#### [Text passage]
=-=-=

Member of the U.S. House of Representatives from Missouri
- In office March 4, 1923 – May 12, 1964
- Preceded by: Theodore W. Hukriede
- Succeeded by: William L. Hungate
- Constituency: 9th district (1923–1933) At-large (1933–1935) 9th district (1935–1964)

Personal details
- Born: April 11, 1879 Elsberry, Missouri, U.S.
- Died: May 12, 1964 (aged 85) Washington, D.C., U.S.
- Party: Democratic
- Spouse: Ida Dawson Wigginton ​ ​(m. 1906)​
- Children: 2

= Clarence Cannon =

American politician (1879–1964)

Clarence Andrew Cannon (April 11, 1879 – May 12, 1964) was a Democratic congressman from Missouri serving from 1923 until his death in Washington, D.C. in 1964. He was a notable parliamentarian and chaired the U.S. House Committee on Appropriations. He is the longest-serving member of the United States House of Representatives from the state of Missouri.

==Biography==
Born in Elsberry, Missouri, the son of John Randolph Cannon, a farmer and merchant, and Ida Glovina Whiteside, a descendant of the Kemper family of Missouri and Germanna. Reflecting his family's influence and his rural, border-state background,
Cannon maintained a lifelong devotion to the Southern Baptist faith and the Democratic Party. He also possessed a firm belief in the superiority of the agrarian lifestyle and small-town values. In 1901, Cannon graduated from La Grange Junior College (now known as Hannibal-LaGrange College) in Hannibal, Missouri, from William Jewell College in Liberty, Missouri in 1903, and from the law school of the University of Missouri in Columbia in 1908. After working as a high school teacher and principal, he served
as an instructor of history at Stephens College in Columbia, Missouri from 1904 to 1908. Though he retained a lifelong interest in the American past and wrote several books on family and local history, Cannon deemed the academic life too sedentary. Accordingly, he studied law at the University of Missouri while teaching at Stephens College. He earned an LL.B. and joined the bar in 1908. He established a law practice in Troy, Missouri, but soon transferred it to his home town of Elsberry.

Cannon was initiated into the Alpha-Omega chapter of the Kappa Sigma fraternity while an undergraduate at William Jewell in 1903.

In 1906, Cannon married Ida Dawson Wigginton; they had two daughters. The couple formed a close working relationship. Ida Cannon became her husband's most trusted political adviser. Starting in the 1920s, she traveled extensively over the back-country roads of northeastern Missouri campaigning for her spouse, while he remained at his congressional desk in Washington, D.C.

==Politics==
Cannon eagerly sought elective office, but his first two campaigns, for county school superintendent and state representative, ended in defeat. His political fortunes changed after his congressman, Champ Clark, hired him as a confidential secretary in 1911. When Democrats elected Clark Speaker of the House that year, Cannon found himself near the center of power in Washington.

Enjoying Clark's patronage, Cannon advanced to the positions of House journal clerk from 1914 to 1917 and House parliamentarian from 1917 to 1920. A quick study, he rapidly established himself as a leading authority on parliamentary procedure. His skills proved so impressive that the Republicans retained him after winning the House in 1918. In 1920 he became parliamentarian of the Democratic National Convention, a position he held through 1960. Cannon exercised lasting influence over the workings of Congress through publications such as Procedure in the House of Representatives (1920) and Cannon's Precedents of the House of Representatives (1936). After resigning as House parliamentarian, Cannon returned to his law practice in Elsberry.

=-=-=

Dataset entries
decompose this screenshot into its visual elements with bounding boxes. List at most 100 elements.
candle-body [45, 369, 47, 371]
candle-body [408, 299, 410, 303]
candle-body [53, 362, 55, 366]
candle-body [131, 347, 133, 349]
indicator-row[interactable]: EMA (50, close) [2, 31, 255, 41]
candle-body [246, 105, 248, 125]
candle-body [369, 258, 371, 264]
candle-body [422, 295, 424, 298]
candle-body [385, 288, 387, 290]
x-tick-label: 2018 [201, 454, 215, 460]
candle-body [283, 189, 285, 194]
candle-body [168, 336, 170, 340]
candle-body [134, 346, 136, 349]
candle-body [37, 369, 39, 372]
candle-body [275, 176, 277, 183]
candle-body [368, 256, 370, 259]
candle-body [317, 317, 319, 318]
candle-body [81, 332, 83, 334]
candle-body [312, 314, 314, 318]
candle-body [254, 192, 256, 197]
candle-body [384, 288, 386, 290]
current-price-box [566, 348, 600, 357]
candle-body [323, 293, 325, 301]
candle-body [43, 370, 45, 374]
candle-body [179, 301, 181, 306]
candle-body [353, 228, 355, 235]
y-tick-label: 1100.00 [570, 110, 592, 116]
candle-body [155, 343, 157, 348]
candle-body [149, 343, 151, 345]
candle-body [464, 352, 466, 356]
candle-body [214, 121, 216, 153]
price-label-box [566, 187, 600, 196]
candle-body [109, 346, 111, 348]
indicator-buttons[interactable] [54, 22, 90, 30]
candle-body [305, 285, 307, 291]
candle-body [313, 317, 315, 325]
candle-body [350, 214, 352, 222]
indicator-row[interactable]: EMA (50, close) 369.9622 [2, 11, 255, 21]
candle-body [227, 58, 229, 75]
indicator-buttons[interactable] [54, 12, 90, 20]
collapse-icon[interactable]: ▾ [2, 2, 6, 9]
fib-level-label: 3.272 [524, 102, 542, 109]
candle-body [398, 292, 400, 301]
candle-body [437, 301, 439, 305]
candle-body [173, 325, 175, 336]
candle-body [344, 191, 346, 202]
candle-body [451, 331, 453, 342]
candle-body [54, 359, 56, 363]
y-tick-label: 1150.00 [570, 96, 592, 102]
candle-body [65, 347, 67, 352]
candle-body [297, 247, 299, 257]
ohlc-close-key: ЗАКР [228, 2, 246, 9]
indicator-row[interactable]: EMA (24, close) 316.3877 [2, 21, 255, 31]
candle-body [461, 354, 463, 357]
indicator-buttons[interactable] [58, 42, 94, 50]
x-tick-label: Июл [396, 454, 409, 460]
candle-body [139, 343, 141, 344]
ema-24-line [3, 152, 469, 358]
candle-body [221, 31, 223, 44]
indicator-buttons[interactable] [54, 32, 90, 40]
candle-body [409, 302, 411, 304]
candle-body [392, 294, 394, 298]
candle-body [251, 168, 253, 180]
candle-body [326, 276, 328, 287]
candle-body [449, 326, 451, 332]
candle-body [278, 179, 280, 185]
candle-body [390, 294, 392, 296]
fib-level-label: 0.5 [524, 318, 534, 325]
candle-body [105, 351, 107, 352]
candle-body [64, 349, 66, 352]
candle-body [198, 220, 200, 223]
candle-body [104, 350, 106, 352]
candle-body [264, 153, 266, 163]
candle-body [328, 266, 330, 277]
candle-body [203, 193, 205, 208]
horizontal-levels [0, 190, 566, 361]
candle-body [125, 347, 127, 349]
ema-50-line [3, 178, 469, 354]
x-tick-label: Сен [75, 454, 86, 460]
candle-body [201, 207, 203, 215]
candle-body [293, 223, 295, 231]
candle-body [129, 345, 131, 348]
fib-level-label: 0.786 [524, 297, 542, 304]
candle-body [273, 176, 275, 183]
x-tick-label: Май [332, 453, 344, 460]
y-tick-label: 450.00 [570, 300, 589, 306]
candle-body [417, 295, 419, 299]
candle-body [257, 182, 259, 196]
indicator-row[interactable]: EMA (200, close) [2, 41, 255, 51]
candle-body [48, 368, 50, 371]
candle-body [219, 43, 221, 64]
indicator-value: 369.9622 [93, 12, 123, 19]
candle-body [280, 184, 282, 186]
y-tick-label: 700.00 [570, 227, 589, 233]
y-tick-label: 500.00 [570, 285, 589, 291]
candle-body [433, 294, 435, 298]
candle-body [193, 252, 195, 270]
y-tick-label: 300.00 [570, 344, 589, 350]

=-=-=

#### [What to work on]
a) Translate this sentence from the article on Clarence Cannon into Spanish: "He was a notable parliamentarian and chaired the U.S. House Committee on Appropriations."
b) From the article on Clarence Cannon, write out the passage that opens with the words containing "Cannon was initiated" and closes with "desk in Washington, D.C.".

#### [Written answers]
a) Fue un destacado parlamentarista y presidió el Comité de Asignaciones de la Cámara de Representantes de los Estados Unidos.

b)
Cannon was initiated into the Alpha-Omega chapter of the Kappa Sigma fraternity while an undergraduate at William Jewell in 1903.

In 1906, Cannon married Ida Dawson Wigginton; they had two daughters. The couple formed a close working relationship. Ida Cannon became her husband's most trusted political adviser. Starting in the 1920s, she traveled extensively over the back-country roads of northeastern Missouri campaigning for her spouse, while he remained at his congressional desk in Washington, D.C.